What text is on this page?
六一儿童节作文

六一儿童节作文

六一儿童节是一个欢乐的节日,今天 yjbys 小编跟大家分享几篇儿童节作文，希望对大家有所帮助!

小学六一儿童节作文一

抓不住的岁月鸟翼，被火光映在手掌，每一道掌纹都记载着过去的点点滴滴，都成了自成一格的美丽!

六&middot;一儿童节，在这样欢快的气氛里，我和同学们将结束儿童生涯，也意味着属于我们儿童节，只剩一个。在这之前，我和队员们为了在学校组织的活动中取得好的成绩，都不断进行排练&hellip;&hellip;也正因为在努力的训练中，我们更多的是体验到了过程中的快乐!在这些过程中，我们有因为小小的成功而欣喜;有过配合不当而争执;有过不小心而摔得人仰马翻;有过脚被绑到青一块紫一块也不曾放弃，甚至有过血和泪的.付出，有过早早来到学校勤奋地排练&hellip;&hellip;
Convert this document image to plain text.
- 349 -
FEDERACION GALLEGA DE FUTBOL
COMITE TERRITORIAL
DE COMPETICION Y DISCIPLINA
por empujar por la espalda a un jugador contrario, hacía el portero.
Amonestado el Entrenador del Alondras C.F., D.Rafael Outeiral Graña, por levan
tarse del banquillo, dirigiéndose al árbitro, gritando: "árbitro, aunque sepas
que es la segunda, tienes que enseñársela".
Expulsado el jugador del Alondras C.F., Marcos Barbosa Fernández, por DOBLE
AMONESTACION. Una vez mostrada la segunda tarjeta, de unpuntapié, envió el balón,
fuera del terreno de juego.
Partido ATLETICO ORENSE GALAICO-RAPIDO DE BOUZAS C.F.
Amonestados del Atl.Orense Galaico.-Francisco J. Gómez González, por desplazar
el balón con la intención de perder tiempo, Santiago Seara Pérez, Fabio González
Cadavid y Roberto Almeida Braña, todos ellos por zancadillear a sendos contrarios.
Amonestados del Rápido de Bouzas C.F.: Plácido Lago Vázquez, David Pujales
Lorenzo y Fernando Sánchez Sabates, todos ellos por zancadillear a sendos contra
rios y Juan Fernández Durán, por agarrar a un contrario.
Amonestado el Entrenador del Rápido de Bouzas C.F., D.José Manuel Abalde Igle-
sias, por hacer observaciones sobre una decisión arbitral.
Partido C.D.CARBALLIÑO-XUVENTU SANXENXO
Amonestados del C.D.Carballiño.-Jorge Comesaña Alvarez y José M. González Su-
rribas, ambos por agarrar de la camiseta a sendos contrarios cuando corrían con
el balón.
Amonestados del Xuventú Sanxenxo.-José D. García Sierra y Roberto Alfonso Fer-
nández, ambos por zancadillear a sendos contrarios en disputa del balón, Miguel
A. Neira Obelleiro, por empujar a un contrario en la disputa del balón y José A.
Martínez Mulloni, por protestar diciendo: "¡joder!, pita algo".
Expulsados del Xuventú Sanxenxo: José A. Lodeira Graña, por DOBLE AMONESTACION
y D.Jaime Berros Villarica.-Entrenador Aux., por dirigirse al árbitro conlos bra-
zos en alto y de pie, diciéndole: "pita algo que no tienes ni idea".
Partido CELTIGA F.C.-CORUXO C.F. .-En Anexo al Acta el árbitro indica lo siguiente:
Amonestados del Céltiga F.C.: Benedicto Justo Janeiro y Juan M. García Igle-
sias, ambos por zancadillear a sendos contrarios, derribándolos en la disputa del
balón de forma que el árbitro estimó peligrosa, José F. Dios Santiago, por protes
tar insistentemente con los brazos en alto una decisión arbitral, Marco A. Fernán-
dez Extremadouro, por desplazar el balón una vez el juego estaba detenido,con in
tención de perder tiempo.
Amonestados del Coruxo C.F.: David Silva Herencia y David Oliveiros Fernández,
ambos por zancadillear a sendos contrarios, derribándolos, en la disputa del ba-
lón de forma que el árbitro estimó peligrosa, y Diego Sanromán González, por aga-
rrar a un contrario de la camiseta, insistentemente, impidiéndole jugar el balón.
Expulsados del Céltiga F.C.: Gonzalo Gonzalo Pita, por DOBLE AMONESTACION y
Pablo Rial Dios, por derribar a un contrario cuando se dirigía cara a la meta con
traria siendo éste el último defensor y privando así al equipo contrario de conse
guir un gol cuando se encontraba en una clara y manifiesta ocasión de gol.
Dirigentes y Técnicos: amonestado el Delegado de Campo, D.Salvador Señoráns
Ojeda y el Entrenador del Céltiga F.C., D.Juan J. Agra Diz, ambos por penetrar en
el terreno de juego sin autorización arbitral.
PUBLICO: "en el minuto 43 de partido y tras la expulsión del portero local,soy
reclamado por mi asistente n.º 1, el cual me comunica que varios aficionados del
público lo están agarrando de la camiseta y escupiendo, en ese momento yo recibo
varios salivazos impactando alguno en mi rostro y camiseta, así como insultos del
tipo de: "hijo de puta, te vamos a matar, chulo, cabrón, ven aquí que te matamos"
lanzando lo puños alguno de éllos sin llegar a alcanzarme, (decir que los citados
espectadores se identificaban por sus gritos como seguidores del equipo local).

+===+

Give the count of lines containing "portero", with no added text.

# Written answer:
2